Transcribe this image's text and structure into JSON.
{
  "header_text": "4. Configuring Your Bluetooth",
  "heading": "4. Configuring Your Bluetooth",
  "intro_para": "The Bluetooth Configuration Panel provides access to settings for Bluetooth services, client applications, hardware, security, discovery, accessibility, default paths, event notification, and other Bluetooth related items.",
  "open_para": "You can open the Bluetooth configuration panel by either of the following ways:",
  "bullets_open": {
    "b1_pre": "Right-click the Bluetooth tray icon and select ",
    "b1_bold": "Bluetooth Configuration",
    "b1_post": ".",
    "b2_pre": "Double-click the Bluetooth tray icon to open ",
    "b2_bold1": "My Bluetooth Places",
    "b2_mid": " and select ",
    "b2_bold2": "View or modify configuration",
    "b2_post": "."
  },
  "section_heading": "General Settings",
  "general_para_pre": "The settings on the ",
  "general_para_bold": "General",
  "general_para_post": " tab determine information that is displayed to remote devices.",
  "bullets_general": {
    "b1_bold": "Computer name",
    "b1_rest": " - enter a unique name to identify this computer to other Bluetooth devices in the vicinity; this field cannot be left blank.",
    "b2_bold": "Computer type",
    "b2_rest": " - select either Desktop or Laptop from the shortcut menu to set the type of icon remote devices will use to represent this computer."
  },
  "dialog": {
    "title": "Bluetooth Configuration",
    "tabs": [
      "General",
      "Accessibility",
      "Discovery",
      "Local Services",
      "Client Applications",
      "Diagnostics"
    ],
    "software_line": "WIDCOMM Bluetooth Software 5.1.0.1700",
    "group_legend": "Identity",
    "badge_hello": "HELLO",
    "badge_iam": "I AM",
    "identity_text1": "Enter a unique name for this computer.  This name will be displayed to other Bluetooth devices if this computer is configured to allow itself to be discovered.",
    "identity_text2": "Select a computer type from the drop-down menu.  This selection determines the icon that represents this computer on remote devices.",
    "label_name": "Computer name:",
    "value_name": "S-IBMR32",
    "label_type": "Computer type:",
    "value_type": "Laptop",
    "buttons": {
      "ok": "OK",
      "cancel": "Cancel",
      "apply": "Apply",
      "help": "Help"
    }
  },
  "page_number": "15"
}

• • • • •

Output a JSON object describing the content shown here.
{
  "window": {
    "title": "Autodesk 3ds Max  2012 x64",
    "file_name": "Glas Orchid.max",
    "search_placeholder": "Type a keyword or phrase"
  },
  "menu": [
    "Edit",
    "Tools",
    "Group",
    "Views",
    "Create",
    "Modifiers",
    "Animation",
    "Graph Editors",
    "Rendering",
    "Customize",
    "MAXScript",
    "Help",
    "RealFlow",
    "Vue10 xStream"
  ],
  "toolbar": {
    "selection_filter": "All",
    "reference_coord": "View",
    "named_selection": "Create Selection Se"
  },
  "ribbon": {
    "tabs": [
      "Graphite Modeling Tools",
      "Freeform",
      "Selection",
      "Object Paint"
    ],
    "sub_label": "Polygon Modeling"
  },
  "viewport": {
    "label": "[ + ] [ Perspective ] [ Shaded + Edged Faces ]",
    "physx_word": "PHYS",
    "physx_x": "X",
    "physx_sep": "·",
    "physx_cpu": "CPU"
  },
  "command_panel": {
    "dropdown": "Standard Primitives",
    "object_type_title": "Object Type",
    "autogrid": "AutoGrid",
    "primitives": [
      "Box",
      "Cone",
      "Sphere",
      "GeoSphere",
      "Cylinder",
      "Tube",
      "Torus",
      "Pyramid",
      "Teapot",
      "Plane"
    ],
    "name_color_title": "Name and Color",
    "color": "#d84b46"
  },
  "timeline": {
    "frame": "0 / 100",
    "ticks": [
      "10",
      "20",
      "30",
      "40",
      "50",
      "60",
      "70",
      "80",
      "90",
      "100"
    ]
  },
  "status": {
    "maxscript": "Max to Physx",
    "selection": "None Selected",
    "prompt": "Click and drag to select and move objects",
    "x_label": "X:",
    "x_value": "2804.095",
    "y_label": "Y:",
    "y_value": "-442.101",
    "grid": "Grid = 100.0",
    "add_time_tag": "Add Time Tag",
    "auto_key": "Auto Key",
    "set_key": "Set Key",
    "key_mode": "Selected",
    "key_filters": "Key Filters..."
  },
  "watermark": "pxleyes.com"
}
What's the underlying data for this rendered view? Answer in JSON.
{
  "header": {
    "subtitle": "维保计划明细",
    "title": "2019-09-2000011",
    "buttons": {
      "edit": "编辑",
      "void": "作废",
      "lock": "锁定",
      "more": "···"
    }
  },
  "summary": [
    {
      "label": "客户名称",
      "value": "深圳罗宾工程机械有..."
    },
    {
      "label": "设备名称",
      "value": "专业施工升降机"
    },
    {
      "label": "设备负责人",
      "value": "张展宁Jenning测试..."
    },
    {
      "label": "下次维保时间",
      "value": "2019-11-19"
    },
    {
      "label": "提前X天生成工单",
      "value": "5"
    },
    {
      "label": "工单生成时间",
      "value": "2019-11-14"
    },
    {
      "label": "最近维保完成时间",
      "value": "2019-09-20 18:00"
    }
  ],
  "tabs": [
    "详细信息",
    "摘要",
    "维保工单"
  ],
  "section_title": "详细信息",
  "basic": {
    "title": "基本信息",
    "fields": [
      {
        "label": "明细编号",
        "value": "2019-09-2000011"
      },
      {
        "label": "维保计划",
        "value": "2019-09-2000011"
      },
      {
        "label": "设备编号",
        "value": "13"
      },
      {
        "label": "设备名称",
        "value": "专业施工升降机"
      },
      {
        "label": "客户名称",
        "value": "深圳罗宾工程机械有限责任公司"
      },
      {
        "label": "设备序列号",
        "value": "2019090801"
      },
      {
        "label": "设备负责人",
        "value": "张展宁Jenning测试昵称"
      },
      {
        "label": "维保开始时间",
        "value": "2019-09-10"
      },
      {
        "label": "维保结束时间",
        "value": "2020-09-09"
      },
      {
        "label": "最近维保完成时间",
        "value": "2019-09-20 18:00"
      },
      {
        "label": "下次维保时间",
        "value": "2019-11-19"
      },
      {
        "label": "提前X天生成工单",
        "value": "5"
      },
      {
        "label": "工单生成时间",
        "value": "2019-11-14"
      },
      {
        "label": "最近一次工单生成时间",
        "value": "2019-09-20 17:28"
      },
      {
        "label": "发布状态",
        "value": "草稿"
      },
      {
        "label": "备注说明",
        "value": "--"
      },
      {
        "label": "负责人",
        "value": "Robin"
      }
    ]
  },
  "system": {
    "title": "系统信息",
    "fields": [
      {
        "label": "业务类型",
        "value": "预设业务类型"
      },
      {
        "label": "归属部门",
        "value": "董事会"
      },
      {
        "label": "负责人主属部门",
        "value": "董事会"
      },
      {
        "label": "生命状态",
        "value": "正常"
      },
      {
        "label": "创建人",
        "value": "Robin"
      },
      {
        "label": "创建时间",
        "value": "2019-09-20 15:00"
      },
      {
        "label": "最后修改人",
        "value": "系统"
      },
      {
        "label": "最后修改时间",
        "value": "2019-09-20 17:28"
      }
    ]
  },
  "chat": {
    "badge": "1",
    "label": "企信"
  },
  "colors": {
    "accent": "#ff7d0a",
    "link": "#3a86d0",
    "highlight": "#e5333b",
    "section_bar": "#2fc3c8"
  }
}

• • • • •

● GOAL:
From the records given above, copy all lines containing "will".

● EXERCISE SOLUTION:
    "b2_rest": " - select either Desktop or Laptop from the shortcut menu to set the type of icon remote devices will use to represent this computer."
    "identity_text1": "Enter a unique name for this computer.  This name will be displayed to other Bluetooth devices if this computer is configured to allow itself to be discovered.",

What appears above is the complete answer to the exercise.